▶ **YOUR TASK**
Nothing in the records may be left out or altered; reproduce them all exactly.

▶ **DATASET ENTRIES**

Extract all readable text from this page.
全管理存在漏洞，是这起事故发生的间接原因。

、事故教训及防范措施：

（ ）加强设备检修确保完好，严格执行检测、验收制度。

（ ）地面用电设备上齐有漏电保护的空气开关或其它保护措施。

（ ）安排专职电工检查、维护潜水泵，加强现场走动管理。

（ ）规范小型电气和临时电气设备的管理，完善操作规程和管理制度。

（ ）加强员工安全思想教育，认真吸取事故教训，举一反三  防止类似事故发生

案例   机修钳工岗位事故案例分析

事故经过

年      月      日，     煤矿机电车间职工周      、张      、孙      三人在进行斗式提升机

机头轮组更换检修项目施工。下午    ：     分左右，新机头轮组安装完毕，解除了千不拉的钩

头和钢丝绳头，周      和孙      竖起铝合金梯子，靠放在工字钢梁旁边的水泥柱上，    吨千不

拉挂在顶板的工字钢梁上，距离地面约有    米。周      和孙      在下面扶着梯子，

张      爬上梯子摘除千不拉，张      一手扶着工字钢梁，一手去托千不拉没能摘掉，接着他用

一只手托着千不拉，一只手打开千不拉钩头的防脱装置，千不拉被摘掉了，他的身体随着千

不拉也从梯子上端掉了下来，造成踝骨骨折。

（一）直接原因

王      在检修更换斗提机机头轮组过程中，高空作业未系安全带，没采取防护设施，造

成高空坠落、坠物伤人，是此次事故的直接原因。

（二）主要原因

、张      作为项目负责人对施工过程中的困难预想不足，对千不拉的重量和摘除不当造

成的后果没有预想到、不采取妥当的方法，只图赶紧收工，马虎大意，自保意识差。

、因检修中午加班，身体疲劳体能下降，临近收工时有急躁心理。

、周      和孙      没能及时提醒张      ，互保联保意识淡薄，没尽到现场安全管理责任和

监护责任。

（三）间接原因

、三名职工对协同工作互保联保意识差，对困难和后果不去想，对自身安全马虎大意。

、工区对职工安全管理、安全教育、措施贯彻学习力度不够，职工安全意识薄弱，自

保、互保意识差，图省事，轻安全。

▶ **COMPLETED TASK**
Extract all readable text from this page.
全管理存在漏洞，是这起事故发生的间接原因。

、事故教训及防范措施：

（ ）加强设备检修确保完好，严格执行检测、验收制度。

（ ）地面用电设备上齐有漏电保护的空气开关或其它保护措施。

（ ）安排专职电工检查、维护潜水泵，加强现场走动管理。

（ ）规范小型电气和临时电气设备的管理，完善操作规程和管理制度。

（ ）加强员工安全思想教育，认真吸取事故教训，举一反三  防止类似事故发生

案例   机修钳工岗位事故案例分析

事故经过

年      月      日，     煤矿机电车间职工周      、张      、孙      三人在进行斗式提升机

机头轮组更换检修项目施工。下午    ：     分左右，新机头轮组安装完毕，解除了千不拉的钩

头和钢丝绳头，周      和孙      竖起铝合金梯子，靠放在工字钢梁旁边的水泥柱上，    吨千不

拉挂在顶板的工字钢梁上，距离地面约有    米。周      和孙      在下面扶着梯子，

张      爬上梯子摘除千不拉，张      一手扶着工字钢梁，一手去托千不拉没能摘掉，接着他用

一只手托着千不拉，一只手打开千不拉钩头的防脱装置，千不拉被摘掉了，他的身体随着千

不拉也从梯子上端掉了下来，造成踝骨骨折。

（一）直接原因

王      在检修更换斗提机机头轮组过程中，高空作业未系安全带，没采取防护设施，造

成高空坠落、坠物伤人，是此次事故的直接原因。

（二）主要原因

、张      作为项目负责人对施工过程中的困难预想不足，对千不拉的重量和摘除不当造

成的后果没有预想到、不采取妥当的方法，只图赶紧收工，马虎大意，自保意识差。

、因检修中午加班，身体疲劳体能下降，临近收工时有急躁心理。

、周      和孙      没能及时提醒张      ，互保联保意识淡薄，没尽到现场安全管理责任和

监护责任。

（三）间接原因

、三名职工对协同工作互保联保意识差，对困难和后果不去想，对自身安全马虎大意。

、工区对职工安全管理、安全教育、措施贯彻学习力度不够，职工安全意识薄弱，自

保、互保意识差，图省事，轻安全。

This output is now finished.